Collected data entries
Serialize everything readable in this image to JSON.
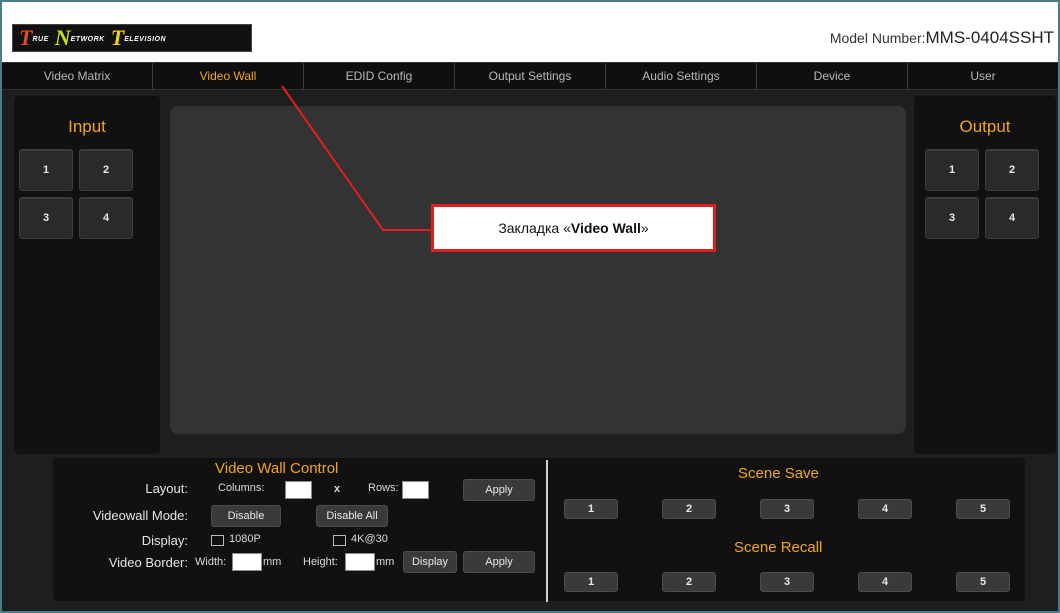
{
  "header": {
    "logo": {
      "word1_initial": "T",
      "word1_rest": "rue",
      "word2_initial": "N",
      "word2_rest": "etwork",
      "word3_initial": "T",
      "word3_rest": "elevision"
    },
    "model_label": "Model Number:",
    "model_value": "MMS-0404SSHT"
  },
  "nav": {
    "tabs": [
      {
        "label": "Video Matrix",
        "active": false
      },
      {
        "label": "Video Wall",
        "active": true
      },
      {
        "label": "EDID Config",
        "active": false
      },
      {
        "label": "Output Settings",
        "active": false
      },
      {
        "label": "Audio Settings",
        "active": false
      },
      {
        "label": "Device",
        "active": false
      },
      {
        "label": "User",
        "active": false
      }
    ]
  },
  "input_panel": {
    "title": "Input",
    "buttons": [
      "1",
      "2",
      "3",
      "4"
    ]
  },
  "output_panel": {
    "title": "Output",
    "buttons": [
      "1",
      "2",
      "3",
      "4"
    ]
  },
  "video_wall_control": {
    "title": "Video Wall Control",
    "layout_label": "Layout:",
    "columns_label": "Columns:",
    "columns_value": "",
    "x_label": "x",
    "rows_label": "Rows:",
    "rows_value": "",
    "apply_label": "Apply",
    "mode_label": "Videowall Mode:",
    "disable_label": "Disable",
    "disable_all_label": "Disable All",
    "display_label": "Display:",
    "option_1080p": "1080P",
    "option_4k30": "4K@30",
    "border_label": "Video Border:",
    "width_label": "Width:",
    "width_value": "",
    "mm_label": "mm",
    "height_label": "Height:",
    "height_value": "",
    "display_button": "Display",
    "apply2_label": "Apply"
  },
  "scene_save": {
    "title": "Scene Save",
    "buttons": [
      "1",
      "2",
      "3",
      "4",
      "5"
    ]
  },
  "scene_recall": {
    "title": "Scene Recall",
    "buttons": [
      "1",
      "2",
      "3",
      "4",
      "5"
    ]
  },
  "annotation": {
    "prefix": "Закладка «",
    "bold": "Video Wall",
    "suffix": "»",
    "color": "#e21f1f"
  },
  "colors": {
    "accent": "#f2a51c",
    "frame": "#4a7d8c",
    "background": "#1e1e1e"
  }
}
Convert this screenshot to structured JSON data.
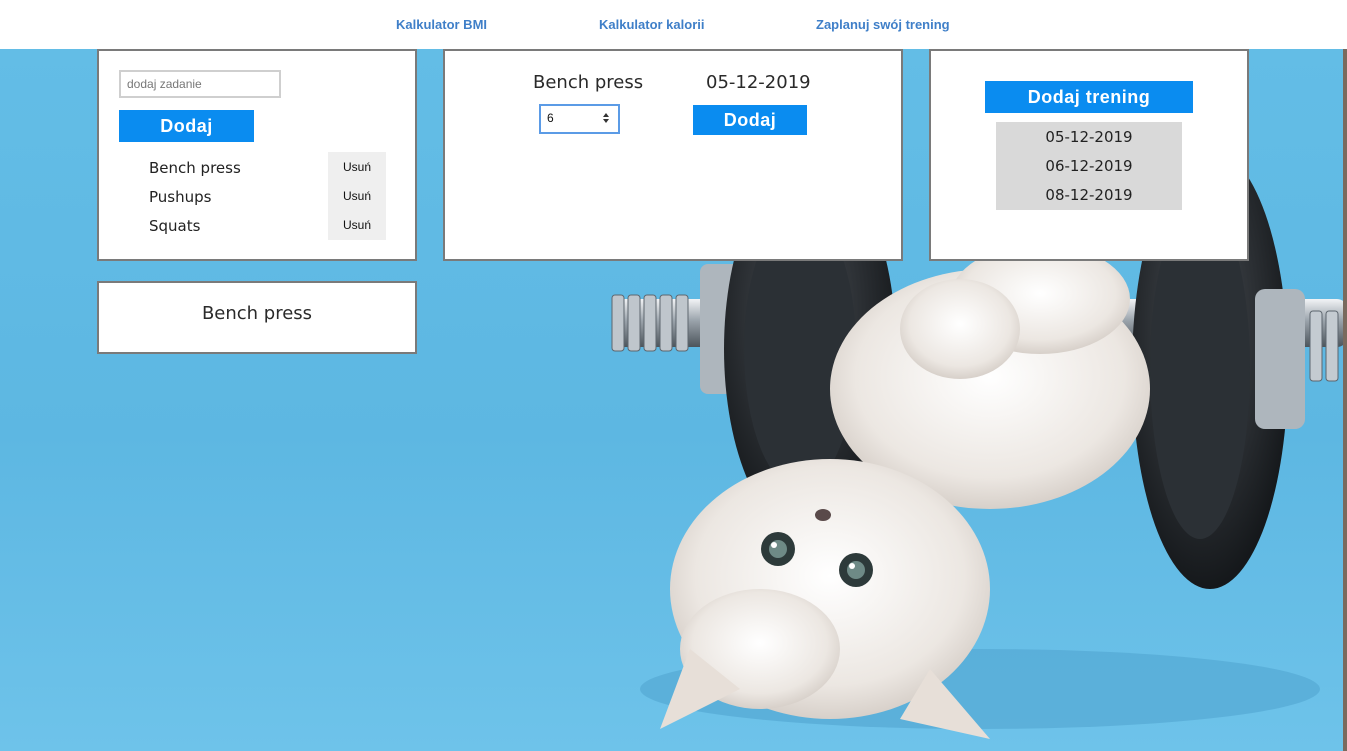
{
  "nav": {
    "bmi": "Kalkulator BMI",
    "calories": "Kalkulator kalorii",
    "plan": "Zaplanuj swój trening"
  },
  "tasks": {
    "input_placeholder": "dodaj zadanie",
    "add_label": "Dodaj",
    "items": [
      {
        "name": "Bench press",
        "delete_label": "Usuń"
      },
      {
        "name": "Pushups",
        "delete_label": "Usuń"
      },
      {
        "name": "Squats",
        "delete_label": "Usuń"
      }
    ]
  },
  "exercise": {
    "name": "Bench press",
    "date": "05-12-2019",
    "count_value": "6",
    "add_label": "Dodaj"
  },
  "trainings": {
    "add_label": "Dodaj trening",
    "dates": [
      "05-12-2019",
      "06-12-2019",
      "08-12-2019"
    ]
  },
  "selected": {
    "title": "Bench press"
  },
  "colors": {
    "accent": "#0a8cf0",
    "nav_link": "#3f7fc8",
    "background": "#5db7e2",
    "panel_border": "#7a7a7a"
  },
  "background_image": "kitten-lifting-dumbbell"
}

* Goal
Report each line in the preceding entries that holds the string "title".

* Exercise solution
    "title": "Input",
    "title": "Output",
    "title": "Video Wall Control",
    "title": "Scene Save",
    "title": "Scene Recall",
    "title": "Bench press"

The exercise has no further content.